**Direction:** From the entries that follow, pick out all lines holding "this".

(Collection entries)
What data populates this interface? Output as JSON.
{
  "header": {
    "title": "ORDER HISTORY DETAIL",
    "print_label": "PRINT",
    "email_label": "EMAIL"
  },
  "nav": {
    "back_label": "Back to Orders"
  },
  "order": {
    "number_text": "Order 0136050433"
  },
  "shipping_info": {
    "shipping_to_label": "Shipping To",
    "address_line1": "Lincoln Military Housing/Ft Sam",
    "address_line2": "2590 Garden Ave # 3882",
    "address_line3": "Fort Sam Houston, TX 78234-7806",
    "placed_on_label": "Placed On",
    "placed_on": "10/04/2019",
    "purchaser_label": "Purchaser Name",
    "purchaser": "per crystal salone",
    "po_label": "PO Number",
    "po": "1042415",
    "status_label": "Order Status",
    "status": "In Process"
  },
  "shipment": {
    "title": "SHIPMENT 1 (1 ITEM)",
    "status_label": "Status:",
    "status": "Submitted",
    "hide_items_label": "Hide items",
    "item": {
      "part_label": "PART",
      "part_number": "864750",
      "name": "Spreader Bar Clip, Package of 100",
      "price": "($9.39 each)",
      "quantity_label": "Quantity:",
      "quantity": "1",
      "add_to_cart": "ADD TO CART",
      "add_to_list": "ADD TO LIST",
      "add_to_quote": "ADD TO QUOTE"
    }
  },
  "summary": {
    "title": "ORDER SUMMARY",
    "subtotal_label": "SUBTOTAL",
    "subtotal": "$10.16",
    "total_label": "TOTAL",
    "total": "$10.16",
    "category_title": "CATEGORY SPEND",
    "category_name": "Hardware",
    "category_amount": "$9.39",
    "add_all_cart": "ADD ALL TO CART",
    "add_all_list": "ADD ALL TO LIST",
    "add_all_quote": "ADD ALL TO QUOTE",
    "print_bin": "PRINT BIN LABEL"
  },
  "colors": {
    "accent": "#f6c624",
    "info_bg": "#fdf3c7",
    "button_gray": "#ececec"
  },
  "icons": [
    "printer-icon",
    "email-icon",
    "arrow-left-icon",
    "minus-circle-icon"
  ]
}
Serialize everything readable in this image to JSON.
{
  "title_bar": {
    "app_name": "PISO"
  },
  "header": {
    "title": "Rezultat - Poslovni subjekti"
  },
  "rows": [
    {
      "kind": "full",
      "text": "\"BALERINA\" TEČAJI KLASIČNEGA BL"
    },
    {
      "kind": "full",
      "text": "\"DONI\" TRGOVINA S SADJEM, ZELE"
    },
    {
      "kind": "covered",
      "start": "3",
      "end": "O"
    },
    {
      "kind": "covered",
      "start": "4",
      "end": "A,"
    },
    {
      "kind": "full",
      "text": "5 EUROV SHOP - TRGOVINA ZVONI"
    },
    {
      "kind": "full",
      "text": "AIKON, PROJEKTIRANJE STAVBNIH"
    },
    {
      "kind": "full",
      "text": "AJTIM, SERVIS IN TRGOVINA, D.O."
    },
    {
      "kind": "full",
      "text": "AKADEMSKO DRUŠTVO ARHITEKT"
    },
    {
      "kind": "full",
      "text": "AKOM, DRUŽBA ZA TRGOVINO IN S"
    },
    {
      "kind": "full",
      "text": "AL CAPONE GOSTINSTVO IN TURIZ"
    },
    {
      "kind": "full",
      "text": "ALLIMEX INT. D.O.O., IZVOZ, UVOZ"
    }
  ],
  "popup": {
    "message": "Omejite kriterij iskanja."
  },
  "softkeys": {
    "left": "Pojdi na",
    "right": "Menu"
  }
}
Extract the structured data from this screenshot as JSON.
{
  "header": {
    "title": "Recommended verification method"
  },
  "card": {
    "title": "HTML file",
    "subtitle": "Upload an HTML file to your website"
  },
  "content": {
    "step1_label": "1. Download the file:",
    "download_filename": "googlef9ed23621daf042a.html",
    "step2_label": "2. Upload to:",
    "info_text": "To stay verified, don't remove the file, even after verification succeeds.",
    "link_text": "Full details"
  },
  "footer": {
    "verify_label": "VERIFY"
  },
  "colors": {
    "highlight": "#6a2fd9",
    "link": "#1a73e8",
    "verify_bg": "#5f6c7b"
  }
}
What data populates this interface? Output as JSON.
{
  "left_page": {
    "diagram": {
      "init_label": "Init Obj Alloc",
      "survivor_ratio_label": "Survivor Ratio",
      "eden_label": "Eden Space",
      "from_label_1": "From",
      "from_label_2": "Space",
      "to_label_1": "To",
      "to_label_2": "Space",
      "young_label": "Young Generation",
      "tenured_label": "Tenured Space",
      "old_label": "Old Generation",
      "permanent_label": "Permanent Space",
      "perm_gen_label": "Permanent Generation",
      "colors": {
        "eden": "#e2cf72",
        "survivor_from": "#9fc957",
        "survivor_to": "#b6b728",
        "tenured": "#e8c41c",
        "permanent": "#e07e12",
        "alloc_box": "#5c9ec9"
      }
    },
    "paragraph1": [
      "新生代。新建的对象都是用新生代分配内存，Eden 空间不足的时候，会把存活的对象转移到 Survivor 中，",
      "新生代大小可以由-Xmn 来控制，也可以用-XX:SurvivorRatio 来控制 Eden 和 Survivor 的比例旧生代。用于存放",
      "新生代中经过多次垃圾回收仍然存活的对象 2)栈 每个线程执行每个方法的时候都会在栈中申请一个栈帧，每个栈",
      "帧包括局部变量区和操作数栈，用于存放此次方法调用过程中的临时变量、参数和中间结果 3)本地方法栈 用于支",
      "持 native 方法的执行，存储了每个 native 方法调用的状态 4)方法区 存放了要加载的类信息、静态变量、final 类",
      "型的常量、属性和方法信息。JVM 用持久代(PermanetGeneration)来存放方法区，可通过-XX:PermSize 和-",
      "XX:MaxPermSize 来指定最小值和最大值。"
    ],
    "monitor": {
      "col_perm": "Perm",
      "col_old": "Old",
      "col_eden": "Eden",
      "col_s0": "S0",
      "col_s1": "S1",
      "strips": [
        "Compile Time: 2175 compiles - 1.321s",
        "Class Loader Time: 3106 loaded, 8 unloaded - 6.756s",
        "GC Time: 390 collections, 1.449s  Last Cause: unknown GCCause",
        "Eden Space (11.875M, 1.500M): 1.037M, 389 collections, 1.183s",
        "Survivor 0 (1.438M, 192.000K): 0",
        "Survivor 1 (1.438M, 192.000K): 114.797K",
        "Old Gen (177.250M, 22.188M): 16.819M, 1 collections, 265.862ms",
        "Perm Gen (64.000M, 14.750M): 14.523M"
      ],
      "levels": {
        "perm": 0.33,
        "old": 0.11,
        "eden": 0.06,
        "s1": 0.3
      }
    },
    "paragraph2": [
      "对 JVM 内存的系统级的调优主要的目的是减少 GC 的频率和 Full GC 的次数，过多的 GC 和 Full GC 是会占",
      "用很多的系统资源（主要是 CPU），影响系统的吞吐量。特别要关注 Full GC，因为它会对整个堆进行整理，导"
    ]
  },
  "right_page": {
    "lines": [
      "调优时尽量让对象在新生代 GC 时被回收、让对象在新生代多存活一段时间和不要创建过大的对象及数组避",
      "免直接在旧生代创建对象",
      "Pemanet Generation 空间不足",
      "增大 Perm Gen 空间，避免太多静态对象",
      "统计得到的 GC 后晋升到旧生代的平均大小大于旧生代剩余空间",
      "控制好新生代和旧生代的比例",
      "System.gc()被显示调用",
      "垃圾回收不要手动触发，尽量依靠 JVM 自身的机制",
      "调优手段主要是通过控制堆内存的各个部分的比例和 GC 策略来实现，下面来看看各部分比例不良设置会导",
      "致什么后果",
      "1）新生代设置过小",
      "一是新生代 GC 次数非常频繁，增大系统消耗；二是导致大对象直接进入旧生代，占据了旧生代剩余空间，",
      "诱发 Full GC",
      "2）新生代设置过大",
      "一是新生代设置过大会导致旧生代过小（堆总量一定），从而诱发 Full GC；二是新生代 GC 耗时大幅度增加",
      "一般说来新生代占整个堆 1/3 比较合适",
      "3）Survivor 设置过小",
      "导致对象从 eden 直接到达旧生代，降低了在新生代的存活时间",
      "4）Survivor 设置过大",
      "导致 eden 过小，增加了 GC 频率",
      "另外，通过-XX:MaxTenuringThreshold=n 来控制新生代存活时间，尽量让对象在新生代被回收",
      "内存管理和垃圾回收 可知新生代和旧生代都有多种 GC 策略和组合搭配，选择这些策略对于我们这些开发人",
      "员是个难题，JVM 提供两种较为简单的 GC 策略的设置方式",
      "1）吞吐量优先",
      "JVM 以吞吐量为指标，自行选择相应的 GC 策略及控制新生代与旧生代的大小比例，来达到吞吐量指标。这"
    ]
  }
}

**Task output:**
What data populates this interface? Output as JSON.
Serialize everything readable in this image to JSON.
Extract the structured data from this screenshot as JSON.
What data populates this interface? Output as JSON.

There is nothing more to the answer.